— start —

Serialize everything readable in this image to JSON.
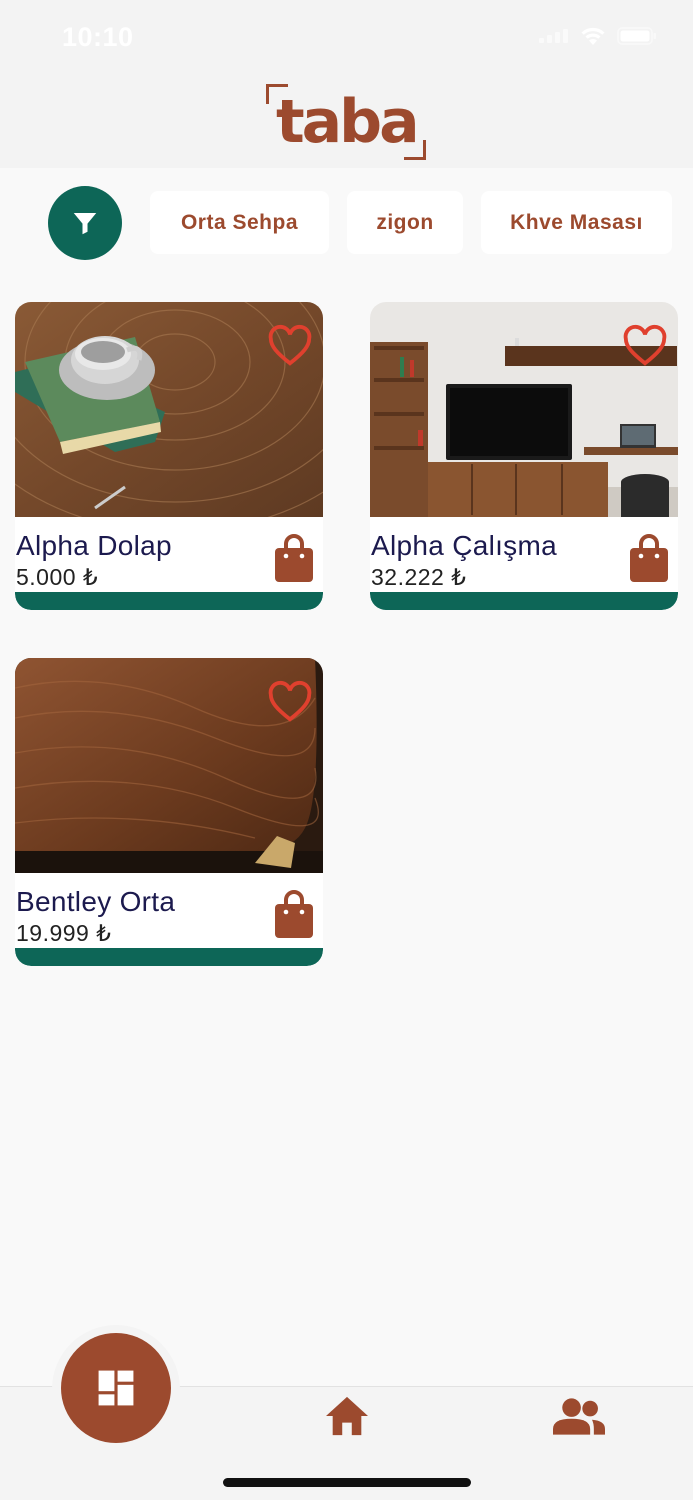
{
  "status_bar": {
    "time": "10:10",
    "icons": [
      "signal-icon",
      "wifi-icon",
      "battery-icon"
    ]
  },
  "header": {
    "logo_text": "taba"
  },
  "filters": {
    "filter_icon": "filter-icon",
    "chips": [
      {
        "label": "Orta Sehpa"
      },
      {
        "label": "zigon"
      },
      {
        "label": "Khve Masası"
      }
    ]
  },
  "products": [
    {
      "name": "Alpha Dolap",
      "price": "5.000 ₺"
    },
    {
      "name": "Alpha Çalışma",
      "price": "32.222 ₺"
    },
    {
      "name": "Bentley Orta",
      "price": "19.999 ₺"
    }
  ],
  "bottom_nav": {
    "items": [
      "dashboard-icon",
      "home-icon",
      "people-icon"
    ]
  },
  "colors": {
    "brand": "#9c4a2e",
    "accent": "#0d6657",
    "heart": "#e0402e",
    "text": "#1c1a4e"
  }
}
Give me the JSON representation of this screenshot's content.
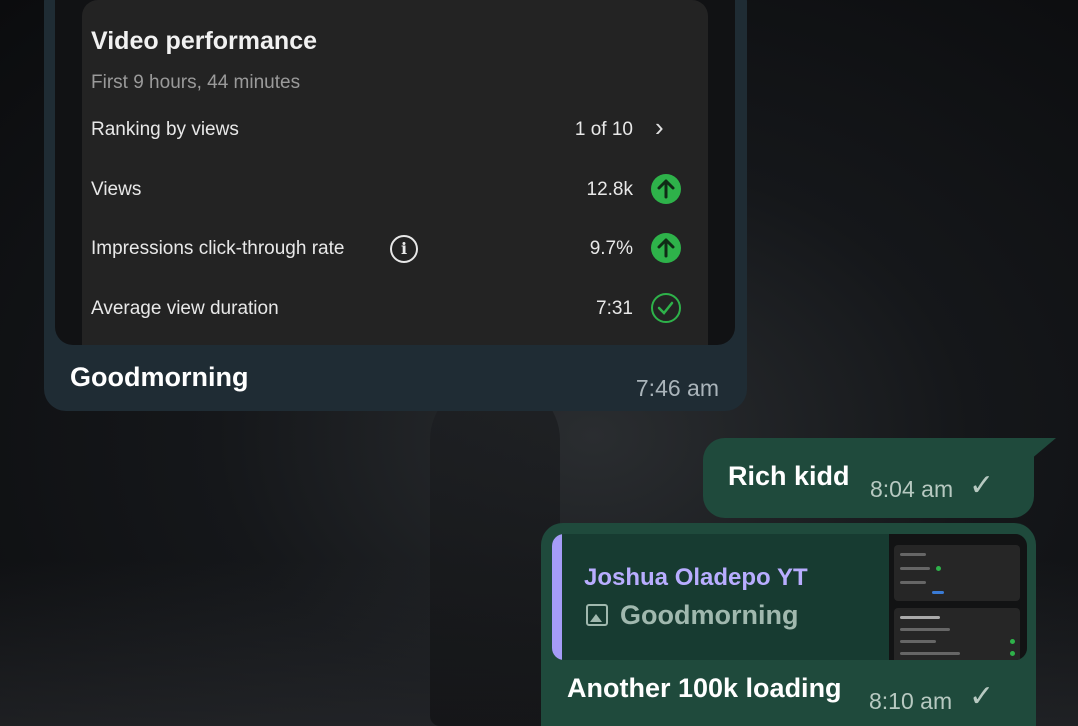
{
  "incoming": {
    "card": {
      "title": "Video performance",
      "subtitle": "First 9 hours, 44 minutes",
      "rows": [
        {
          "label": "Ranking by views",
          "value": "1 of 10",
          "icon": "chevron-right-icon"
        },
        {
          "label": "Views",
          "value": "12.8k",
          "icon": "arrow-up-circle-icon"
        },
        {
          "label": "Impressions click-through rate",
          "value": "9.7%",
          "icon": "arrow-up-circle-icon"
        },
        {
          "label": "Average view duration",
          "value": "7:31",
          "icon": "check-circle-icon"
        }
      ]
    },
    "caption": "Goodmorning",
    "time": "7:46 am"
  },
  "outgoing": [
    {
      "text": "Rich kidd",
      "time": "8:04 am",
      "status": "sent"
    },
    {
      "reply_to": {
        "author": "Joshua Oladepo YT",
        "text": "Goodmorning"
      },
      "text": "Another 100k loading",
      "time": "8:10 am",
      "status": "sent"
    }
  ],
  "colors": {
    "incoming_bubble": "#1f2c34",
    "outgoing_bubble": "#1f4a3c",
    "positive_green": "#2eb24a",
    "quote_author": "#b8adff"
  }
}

— end —

Copy each line holding the word "Goodmorning" from the listing above.

    "caption": "Goodmorning",
        "text": "Goodmorning"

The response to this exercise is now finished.